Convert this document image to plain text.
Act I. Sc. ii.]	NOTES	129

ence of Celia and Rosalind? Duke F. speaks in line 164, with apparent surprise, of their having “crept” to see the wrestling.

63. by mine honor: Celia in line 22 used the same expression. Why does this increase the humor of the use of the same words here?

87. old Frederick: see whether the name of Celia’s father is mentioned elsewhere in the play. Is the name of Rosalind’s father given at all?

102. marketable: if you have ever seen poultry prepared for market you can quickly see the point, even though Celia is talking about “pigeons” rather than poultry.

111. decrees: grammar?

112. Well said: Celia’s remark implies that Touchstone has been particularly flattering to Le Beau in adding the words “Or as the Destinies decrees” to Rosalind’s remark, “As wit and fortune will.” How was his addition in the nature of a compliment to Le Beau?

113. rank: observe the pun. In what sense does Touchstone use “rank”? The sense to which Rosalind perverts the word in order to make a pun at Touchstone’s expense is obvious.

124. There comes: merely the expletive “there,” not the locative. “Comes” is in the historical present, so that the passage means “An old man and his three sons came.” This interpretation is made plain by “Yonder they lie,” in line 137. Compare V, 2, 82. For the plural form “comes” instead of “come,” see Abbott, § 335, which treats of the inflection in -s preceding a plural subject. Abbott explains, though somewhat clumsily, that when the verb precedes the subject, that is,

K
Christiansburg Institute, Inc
※
Reproduce the listing above word for word.

### Complete output
Convert this document image to plain text.
Act I. Sc. ii.]	NOTES	129

ence of Celia and Rosalind? Duke F. speaks in line 164, with apparent surprise, of their having “crept” to see the wrestling.

63. by mine honor: Celia in line 22 used the same expression. Why does this increase the humor of the use of the same words here?

87. old Frederick: see whether the name of Celia’s father is mentioned elsewhere in the play. Is the name of Rosalind’s father given at all?

102. marketable: if you have ever seen poultry prepared for market you can quickly see the point, even though Celia is talking about “pigeons” rather than poultry.

111. decrees: grammar?

112. Well said: Celia’s remark implies that Touchstone has been particularly flattering to Le Beau in adding the words “Or as the Destinies decrees” to Rosalind’s remark, “As wit and fortune will.” How was his addition in the nature of a compliment to Le Beau?

113. rank: observe the pun. In what sense does Touchstone use “rank”? The sense to which Rosalind perverts the word in order to make a pun at Touchstone’s expense is obvious.

124. There comes: merely the expletive “there,” not the locative. “Comes” is in the historical present, so that the passage means “An old man and his three sons came.” This interpretation is made plain by “Yonder they lie,” in line 137. Compare V, 2, 82. For the plural form “comes” instead of “come,” see Abbott, § 335, which treats of the inflection in -s preceding a plural subject. Abbott explains, though somewhat clumsily, that when the verb precedes the subject, that is,

K
Christiansburg Institute, Inc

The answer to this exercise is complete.